Search the data for the word "color". Reproduce every line where it is found.
— Start TASK DATA —
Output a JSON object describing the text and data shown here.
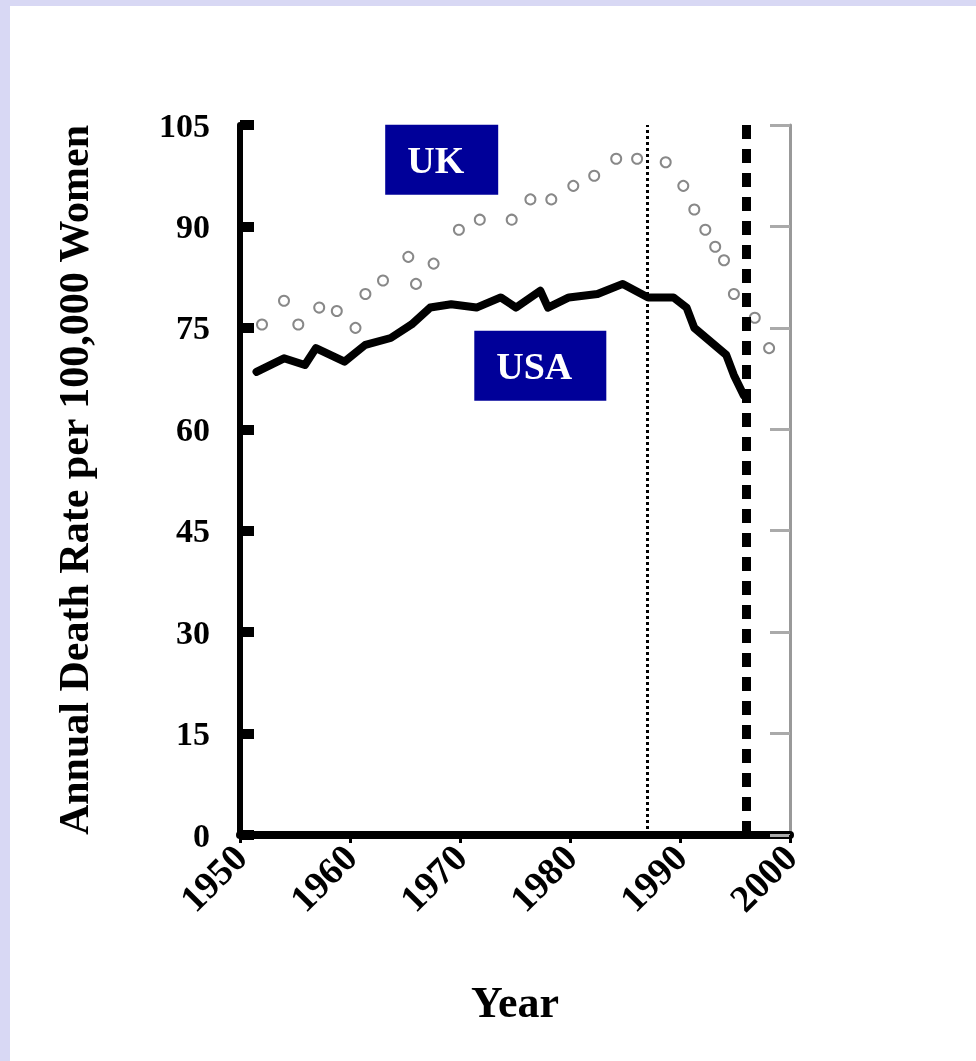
{
  "chart_data": {
    "type": "line",
    "xlabel": "Year",
    "ylabel": "Annual Death Rate per 100,000 Women",
    "xlim": [
      1950,
      2000
    ],
    "xticks": [
      1950,
      1960,
      1970,
      1980,
      1990,
      2000
    ],
    "ylim": [
      0,
      105
    ],
    "yticks": [
      0,
      15,
      30,
      45,
      60,
      75,
      90,
      105
    ],
    "grid": false,
    "legend": false,
    "series": [
      {
        "name": "UK",
        "type": "scatter",
        "marker": "circle",
        "color": "#888888",
        "x": [
          1952,
          1954,
          1955.3,
          1957.2,
          1958.8,
          1960.5,
          1961.4,
          1963,
          1965.3,
          1966,
          1967.6,
          1969.9,
          1971.8,
          1974.7,
          1976.4,
          1978.3,
          1980.3,
          1982.2,
          1984.2,
          1986.1,
          1988.7,
          1990.3,
          1991.3,
          1992.3,
          1993.2,
          1994,
          1994.9,
          1996.8,
          1998.1
        ],
        "values": [
          75.5,
          79,
          75.5,
          78,
          77.5,
          75,
          80,
          82,
          85.5,
          81.5,
          84.5,
          89.5,
          91,
          91,
          94,
          94,
          96,
          97.5,
          100,
          100,
          99.5,
          96,
          92.5,
          89.5,
          87,
          85,
          80,
          76.5,
          72
        ]
      },
      {
        "name": "USA",
        "type": "line",
        "marker": "none",
        "line_style": "solid",
        "color": "#000000",
        "x": [
          1951.5,
          1954,
          1955.9,
          1956.9,
          1959.5,
          1961.4,
          1963.7,
          1965.6,
          1967.3,
          1969.2,
          1971.5,
          1973.7,
          1975.1,
          1977.3,
          1978,
          1979.9,
          1982.5,
          1984.8,
          1987.1,
          1989.4,
          1990.6,
          1991.3,
          1994.2,
          1994.9,
          1995.8
        ],
        "values": [
          68.5,
          70.5,
          69.5,
          72,
          70,
          72.5,
          73.5,
          75.5,
          78,
          78.5,
          78,
          79.5,
          78,
          80.5,
          78,
          79.5,
          80,
          81.5,
          79.5,
          79.5,
          78,
          75,
          71,
          68,
          65
        ]
      }
    ],
    "ref_lines": [
      {
        "axis": "x",
        "value": 1987,
        "line_style": "dotted",
        "color": "#000000"
      },
      {
        "axis": "x",
        "value": 1996,
        "line_style": "dashed",
        "color": "#000000"
      }
    ]
  }
}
— End TASK DATA —
ANSWER TO THIS EXERCISE:
        "color": "#888888",
        "color": "#000000",
        "color": "#000000"
        "color": "#000000"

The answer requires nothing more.